Items:
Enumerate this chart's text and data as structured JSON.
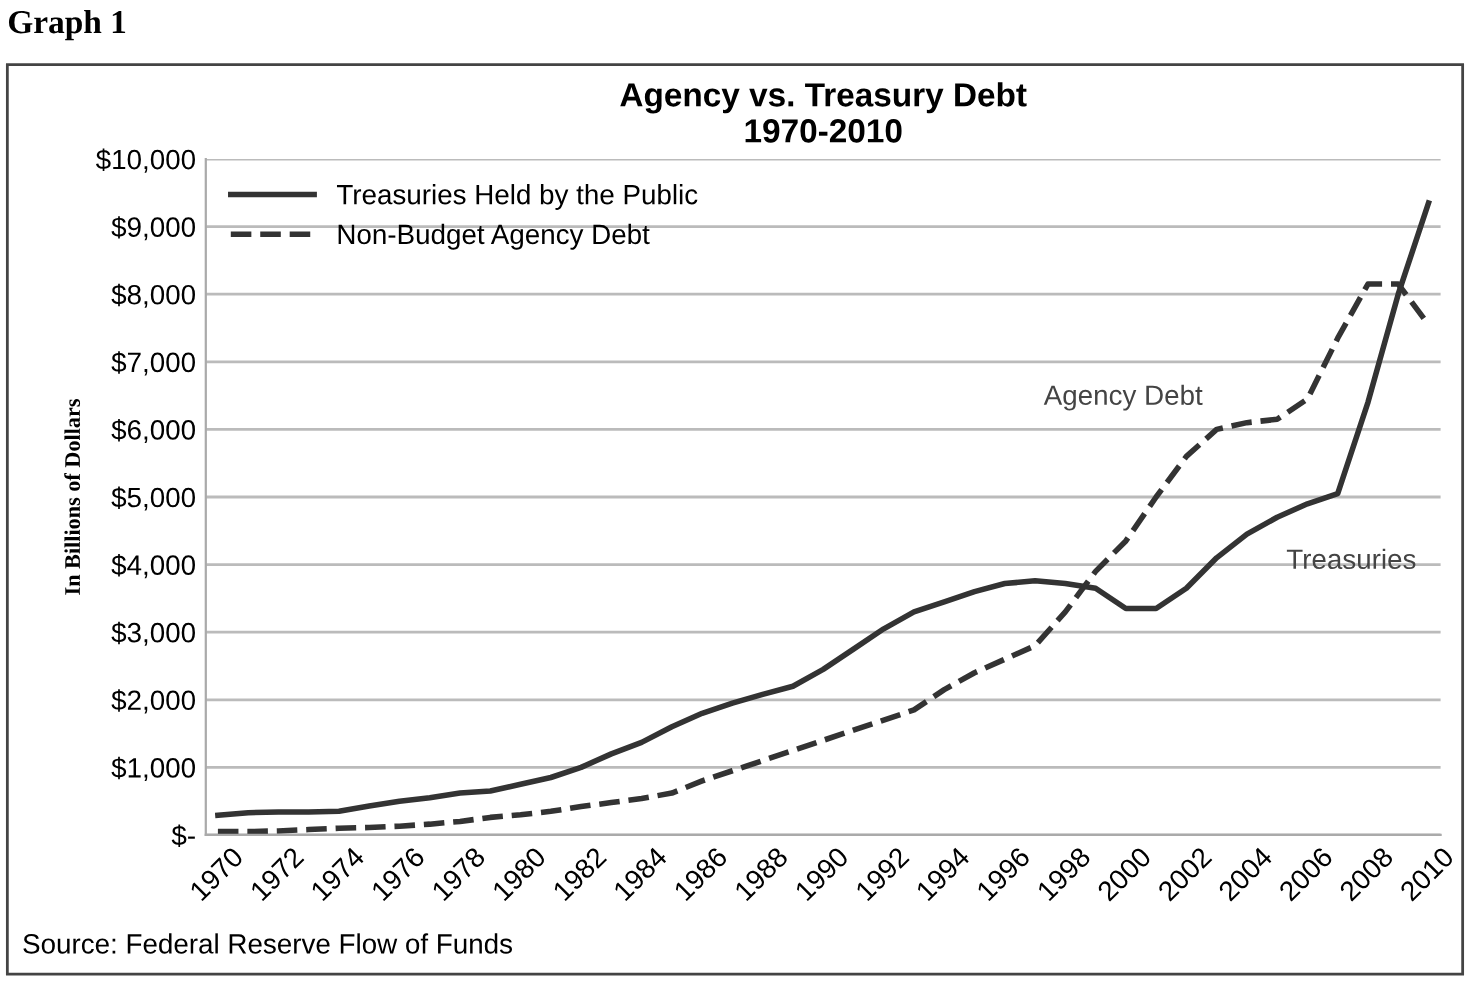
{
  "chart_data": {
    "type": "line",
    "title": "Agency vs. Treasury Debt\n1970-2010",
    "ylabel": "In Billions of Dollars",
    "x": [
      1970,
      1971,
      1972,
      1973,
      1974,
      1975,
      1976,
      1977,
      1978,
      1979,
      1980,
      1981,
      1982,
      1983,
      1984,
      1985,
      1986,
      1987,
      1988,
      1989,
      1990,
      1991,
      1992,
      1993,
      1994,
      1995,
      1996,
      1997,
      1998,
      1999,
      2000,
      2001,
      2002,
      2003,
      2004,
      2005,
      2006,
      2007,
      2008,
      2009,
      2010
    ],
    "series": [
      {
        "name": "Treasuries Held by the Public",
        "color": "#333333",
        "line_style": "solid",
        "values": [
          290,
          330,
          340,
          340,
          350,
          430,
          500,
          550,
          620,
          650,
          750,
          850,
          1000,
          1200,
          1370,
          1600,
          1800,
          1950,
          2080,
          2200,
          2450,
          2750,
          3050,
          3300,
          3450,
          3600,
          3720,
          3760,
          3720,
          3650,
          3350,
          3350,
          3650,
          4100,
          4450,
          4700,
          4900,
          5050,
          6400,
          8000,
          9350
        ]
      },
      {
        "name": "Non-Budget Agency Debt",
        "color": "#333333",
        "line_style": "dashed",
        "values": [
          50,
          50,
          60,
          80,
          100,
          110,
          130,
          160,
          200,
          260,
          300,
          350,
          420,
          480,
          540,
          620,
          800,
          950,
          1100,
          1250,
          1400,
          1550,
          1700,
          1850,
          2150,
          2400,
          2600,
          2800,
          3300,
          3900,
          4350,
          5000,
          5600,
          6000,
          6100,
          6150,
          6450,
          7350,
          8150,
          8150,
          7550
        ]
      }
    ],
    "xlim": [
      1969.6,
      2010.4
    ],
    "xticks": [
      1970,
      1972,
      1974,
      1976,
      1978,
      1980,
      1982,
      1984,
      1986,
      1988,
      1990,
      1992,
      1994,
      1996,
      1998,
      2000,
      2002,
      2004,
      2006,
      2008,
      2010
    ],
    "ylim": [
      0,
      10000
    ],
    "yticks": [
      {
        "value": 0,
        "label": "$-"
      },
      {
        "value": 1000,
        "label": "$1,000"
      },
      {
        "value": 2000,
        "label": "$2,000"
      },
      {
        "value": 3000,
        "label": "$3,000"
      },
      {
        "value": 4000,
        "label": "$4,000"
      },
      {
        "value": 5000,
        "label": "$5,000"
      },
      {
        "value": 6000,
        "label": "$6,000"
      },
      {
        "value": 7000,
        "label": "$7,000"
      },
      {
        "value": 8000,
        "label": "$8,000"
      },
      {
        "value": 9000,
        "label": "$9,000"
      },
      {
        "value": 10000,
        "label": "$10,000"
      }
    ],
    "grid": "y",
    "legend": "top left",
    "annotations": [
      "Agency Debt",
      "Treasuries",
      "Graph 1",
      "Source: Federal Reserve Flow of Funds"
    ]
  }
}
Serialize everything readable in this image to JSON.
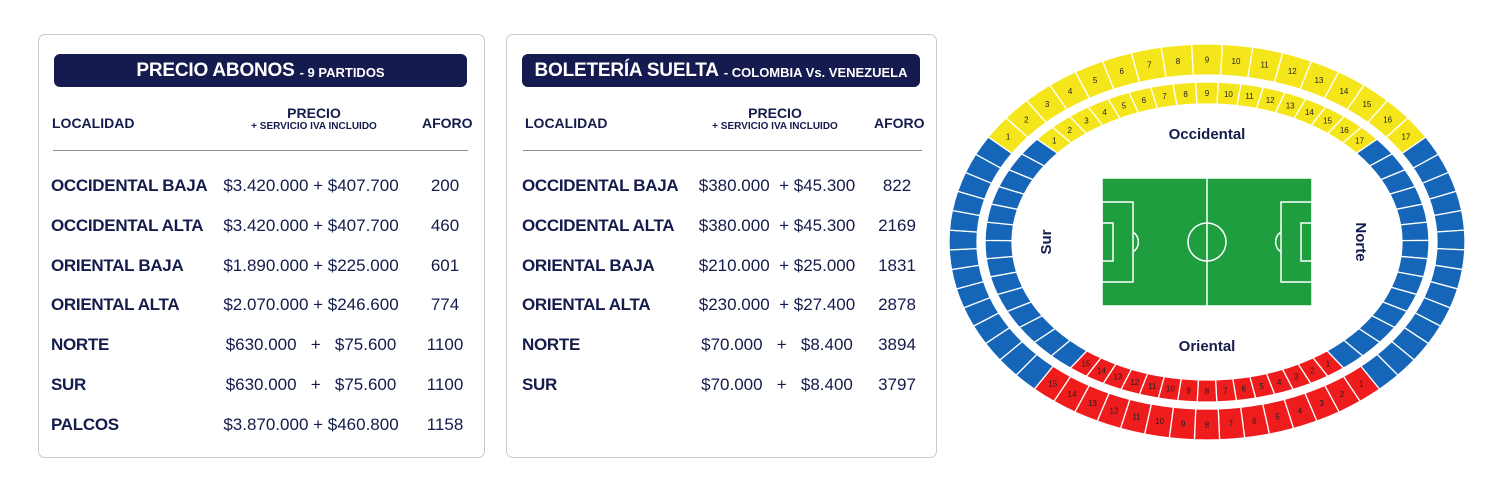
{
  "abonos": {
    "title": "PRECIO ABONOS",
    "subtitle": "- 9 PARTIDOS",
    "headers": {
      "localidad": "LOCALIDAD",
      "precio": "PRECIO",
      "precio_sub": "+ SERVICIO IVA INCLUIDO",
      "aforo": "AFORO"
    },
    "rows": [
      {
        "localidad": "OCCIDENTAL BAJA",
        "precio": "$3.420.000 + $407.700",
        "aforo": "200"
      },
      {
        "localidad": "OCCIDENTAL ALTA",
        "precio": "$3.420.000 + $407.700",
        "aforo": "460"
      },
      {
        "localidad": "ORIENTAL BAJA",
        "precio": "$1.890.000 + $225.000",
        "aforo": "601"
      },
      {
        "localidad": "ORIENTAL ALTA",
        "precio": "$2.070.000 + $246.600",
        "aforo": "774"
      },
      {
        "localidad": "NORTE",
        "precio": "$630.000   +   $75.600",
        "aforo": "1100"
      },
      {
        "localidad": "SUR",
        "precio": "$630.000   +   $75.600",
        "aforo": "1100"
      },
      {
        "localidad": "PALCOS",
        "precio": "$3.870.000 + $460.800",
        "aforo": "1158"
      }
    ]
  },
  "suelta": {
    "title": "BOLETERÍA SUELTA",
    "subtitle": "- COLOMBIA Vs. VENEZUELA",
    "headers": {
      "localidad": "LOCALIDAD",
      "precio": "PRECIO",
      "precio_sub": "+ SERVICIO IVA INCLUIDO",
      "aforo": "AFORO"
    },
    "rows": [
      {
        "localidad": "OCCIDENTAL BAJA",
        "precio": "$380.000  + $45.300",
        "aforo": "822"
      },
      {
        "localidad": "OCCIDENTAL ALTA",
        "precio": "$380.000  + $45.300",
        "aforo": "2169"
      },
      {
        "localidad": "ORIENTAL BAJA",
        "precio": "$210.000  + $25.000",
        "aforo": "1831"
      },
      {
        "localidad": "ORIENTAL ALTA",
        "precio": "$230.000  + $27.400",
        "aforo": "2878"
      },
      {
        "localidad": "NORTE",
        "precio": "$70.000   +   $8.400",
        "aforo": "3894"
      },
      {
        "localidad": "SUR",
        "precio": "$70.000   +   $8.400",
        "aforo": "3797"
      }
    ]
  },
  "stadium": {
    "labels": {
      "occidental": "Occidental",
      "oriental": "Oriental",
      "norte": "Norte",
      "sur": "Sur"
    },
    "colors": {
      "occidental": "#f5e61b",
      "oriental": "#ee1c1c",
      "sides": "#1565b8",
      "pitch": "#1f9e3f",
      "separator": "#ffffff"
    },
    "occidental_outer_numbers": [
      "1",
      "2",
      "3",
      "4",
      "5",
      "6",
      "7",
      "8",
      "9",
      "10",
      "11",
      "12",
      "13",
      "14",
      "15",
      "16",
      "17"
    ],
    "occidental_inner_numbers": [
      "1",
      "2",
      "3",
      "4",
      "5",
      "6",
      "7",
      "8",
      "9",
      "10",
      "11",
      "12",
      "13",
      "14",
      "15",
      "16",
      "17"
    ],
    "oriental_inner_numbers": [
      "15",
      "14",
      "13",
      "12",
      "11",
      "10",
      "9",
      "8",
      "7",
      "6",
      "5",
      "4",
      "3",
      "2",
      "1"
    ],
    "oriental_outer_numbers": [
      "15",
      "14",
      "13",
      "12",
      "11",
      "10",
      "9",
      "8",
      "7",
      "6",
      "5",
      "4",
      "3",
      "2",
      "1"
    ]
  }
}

The exercise: Write out each line of the data exactly; the images should be left out.

Output for this exercise:
Enumerate this chart's text and data as structured JSON.
{
  "chart_data": {
    "type": "line",
    "title": "Agency vs. Treasury Debt\n1970-2010",
    "ylabel": "In Billions of Dollars",
    "x": [
      1970,
      1971,
      1972,
      1973,
      1974,
      1975,
      1976,
      1977,
      1978,
      1979,
      1980,
      1981,
      1982,
      1983,
      1984,
      1985,
      1986,
      1987,
      1988,
      1989,
      1990,
      1991,
      1992,
      1993,
      1994,
      1995,
      1996,
      1997,
      1998,
      1999,
      2000,
      2001,
      2002,
      2003,
      2004,
      2005,
      2006,
      2007,
      2008,
      2009,
      2010
    ],
    "series": [
      {
        "name": "Treasuries Held by the Public",
        "color": "#333333",
        "line_style": "solid",
        "values": [
          290,
          330,
          340,
          340,
          350,
          430,
          500,
          550,
          620,
          650,
          750,
          850,
          1000,
          1200,
          1370,
          1600,
          1800,
          1950,
          2080,
          2200,
          2450,
          2750,
          3050,
          3300,
          3450,
          3600,
          3720,
          3760,
          3720,
          3650,
          3350,
          3350,
          3650,
          4100,
          4450,
          4700,
          4900,
          5050,
          6400,
          8000,
          9350
        ]
      },
      {
        "name": "Non-Budget Agency Debt",
        "color": "#333333",
        "line_style": "dashed",
        "values": [
          50,
          50,
          60,
          80,
          100,
          110,
          130,
          160,
          200,
          260,
          300,
          350,
          420,
          480,
          540,
          620,
          800,
          950,
          1100,
          1250,
          1400,
          1550,
          1700,
          1850,
          2150,
          2400,
          2600,
          2800,
          3300,
          3900,
          4350,
          5000,
          5600,
          6000,
          6100,
          6150,
          6450,
          7350,
          8150,
          8150,
          7550
        ]
      }
    ],
    "xlim": [
      1969.6,
      2010.4
    ],
    "xticks": [
      1970,
      1972,
      1974,
      1976,
      1978,
      1980,
      1982,
      1984,
      1986,
      1988,
      1990,
      1992,
      1994,
      1996,
      1998,
      2000,
      2002,
      2004,
      2006,
      2008,
      2010
    ],
    "ylim": [
      0,
      10000
    ],
    "yticks": [
      {
        "value": 0,
        "label": "$-"
      },
      {
        "value": 1000,
        "label": "$1,000"
      },
      {
        "value": 2000,
        "label": "$2,000"
      },
      {
        "value": 3000,
        "label": "$3,000"
      },
      {
        "value": 4000,
        "label": "$4,000"
      },
      {
        "value": 5000,
        "label": "$5,000"
      },
      {
        "value": 6000,
        "label": "$6,000"
      },
      {
        "value": 7000,
        "label": "$7,000"
      },
      {
        "value": 8000,
        "label": "$8,000"
      },
      {
        "value": 9000,
        "label": "$9,000"
      },
      {
        "value": 10000,
        "label": "$10,000"
      }
    ],
    "grid": "y",
    "legend": "top left",
    "annotations": [
      "Agency Debt",
      "Treasuries",
      "Graph 1",
      "Source: Federal Reserve Flow of Funds"
    ]
  }
}
Serialize everything readable in this image to JSON.
{
  "abonos": {
    "title": "PRECIO ABONOS",
    "subtitle": "- 9 PARTIDOS",
    "headers": {
      "localidad": "LOCALIDAD",
      "precio": "PRECIO",
      "precio_sub": "+ SERVICIO IVA INCLUIDO",
      "aforo": "AFORO"
    },
    "rows": [
      {
        "localidad": "OCCIDENTAL BAJA",
        "precio": "$3.420.000 + $407.700",
        "aforo": "200"
      },
      {
        "localidad": "OCCIDENTAL ALTA",
        "precio": "$3.420.000 + $407.700",
        "aforo": "460"
      },
      {
        "localidad": "ORIENTAL BAJA",
        "precio": "$1.890.000 + $225.000",
        "aforo": "601"
      },
      {
        "localidad": "ORIENTAL ALTA",
        "precio": "$2.070.000 + $246.600",
        "aforo": "774"
      },
      {
        "localidad": "NORTE",
        "precio": "$630.000   +   $75.600",
        "aforo": "1100"
      },
      {
        "localidad": "SUR",
        "precio": "$630.000   +   $75.600",
        "aforo": "1100"
      },
      {
        "localidad": "PALCOS",
        "precio": "$3.870.000 + $460.800",
        "aforo": "1158"
      }
    ]
  },
  "suelta": {
    "title": "BOLETERÍA SUELTA",
    "subtitle": "- COLOMBIA Vs. VENEZUELA",
    "headers": {
      "localidad": "LOCALIDAD",
      "precio": "PRECIO",
      "precio_sub": "+ SERVICIO IVA INCLUIDO",
      "aforo": "AFORO"
    },
    "rows": [
      {
        "localidad": "OCCIDENTAL BAJA",
        "precio": "$380.000  + $45.300",
        "aforo": "822"
      },
      {
        "localidad": "OCCIDENTAL ALTA",
        "precio": "$380.000  + $45.300",
        "aforo": "2169"
      },
      {
        "localidad": "ORIENTAL BAJA",
        "precio": "$210.000  + $25.000",
        "aforo": "1831"
      },
      {
        "localidad": "ORIENTAL ALTA",
        "precio": "$230.000  + $27.400",
        "aforo": "2878"
      },
      {
        "localidad": "NORTE",
        "precio": "$70.000   +   $8.400",
        "aforo": "3894"
      },
      {
        "localidad": "SUR",
        "precio": "$70.000   +   $8.400",
        "aforo": "3797"
      }
    ]
  },
  "stadium": {
    "labels": {
      "occidental": "Occidental",
      "oriental": "Oriental",
      "norte": "Norte",
      "sur": "Sur"
    },
    "colors": {
      "occidental": "#f5e61b",
      "oriental": "#ee1c1c",
      "sides": "#1565b8",
      "pitch": "#1f9e3f",
      "separator": "#ffffff"
    },
    "occidental_outer_numbers": [
      "1",
      "2",
      "3",
      "4",
      "5",
      "6",
      "7",
      "8",
      "9",
      "10",
      "11",
      "12",
      "13",
      "14",
      "15",
      "16",
      "17"
    ],
    "occidental_inner_numbers": [
      "1",
      "2",
      "3",
      "4",
      "5",
      "6",
      "7",
      "8",
      "9",
      "10",
      "11",
      "12",
      "13",
      "14",
      "15",
      "16",
      "17"
    ],
    "oriental_inner_numbers": [
      "15",
      "14",
      "13",
      "12",
      "11",
      "10",
      "9",
      "8",
      "7",
      "6",
      "5",
      "4",
      "3",
      "2",
      "1"
    ],
    "oriental_outer_numbers": [
      "15",
      "14",
      "13",
      "12",
      "11",
      "10",
      "9",
      "8",
      "7",
      "6",
      "5",
      "4",
      "3",
      "2",
      "1"
    ]
  }
}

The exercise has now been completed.